====== Input ======

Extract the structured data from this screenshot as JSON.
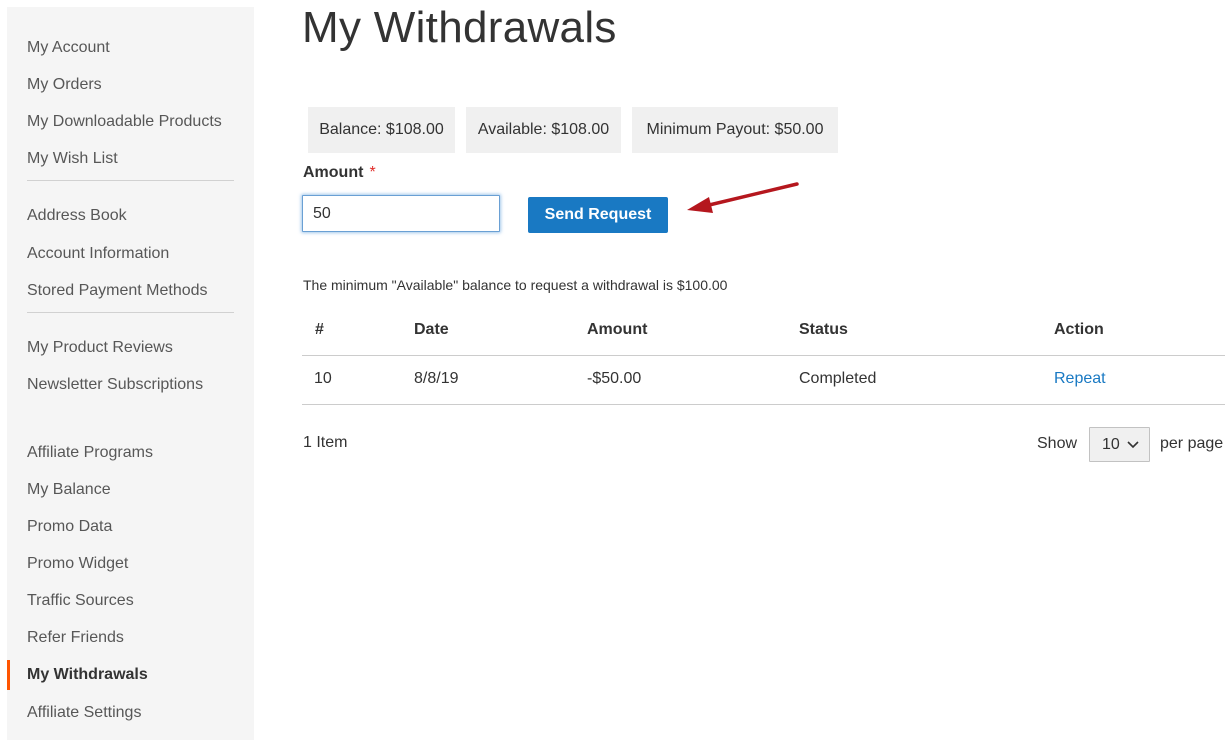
{
  "sidebar": {
    "group1": [
      "My Account",
      "My Orders",
      "My Downloadable Products",
      "My Wish List"
    ],
    "group2": [
      "Address Book",
      "Account Information",
      "Stored Payment Methods"
    ],
    "group3": [
      "My Product Reviews",
      "Newsletter Subscriptions"
    ],
    "group4": [
      "Affiliate Programs",
      "My Balance",
      "Promo Data",
      "Promo Widget",
      "Traffic Sources",
      "Refer Friends",
      "My Withdrawals",
      "Affiliate Settings"
    ],
    "current": "My Withdrawals"
  },
  "page": {
    "title": "My Withdrawals"
  },
  "stats": {
    "balance": "Balance: $108.00",
    "available": "Available: $108.00",
    "minimum_payout": "Minimum Payout: $50.00"
  },
  "form": {
    "amount_label": "Amount",
    "required_mark": "*",
    "amount_value": "50",
    "submit_label": "Send Request"
  },
  "note": "The minimum \"Available\" balance to request a withdrawal is $100.00",
  "table": {
    "headers": [
      "#",
      "Date",
      "Amount",
      "Status",
      "Action"
    ],
    "rows": [
      {
        "id": "10",
        "date": "8/8/19",
        "amount": "-$50.00",
        "status": "Completed",
        "action": "Repeat"
      }
    ]
  },
  "pager": {
    "item_count": "1 Item",
    "show_label": "Show",
    "limit_value": "10",
    "per_page_label": "per page"
  },
  "colors": {
    "accent": "#1979c3",
    "current_marker": "#ff5501",
    "arrow": "#b5171e"
  },
  "icons": {
    "select": "chevron-down-icon",
    "annotation": "red-arrow-icon"
  }
}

======

Pictures are to be left out; repeat all the remaining data exactly.

Extract the structured data from this screenshot as JSON.
{
  "sidebar": {
    "group1": [
      "My Account",
      "My Orders",
      "My Downloadable Products",
      "My Wish List"
    ],
    "group2": [
      "Address Book",
      "Account Information",
      "Stored Payment Methods"
    ],
    "group3": [
      "My Product Reviews",
      "Newsletter Subscriptions"
    ],
    "group4": [
      "Affiliate Programs",
      "My Balance",
      "Promo Data",
      "Promo Widget",
      "Traffic Sources",
      "Refer Friends",
      "My Withdrawals",
      "Affiliate Settings"
    ],
    "current": "My Withdrawals"
  },
  "page": {
    "title": "My Withdrawals"
  },
  "stats": {
    "balance": "Balance: $108.00",
    "available": "Available: $108.00",
    "minimum_payout": "Minimum Payout: $50.00"
  },
  "form": {
    "amount_label": "Amount",
    "required_mark": "*",
    "amount_value": "50",
    "submit_label": "Send Request"
  },
  "note": "The minimum \"Available\" balance to request a withdrawal is $100.00",
  "table": {
    "headers": [
      "#",
      "Date",
      "Amount",
      "Status",
      "Action"
    ],
    "rows": [
      {
        "id": "10",
        "date": "8/8/19",
        "amount": "-$50.00",
        "status": "Completed",
        "action": "Repeat"
      }
    ]
  },
  "pager": {
    "item_count": "1 Item",
    "show_label": "Show",
    "limit_value": "10",
    "per_page_label": "per page"
  },
  "colors": {
    "accent": "#1979c3",
    "current_marker": "#ff5501",
    "arrow": "#b5171e"
  },
  "icons": {
    "select": "chevron-down-icon",
    "annotation": "red-arrow-icon"
  }
}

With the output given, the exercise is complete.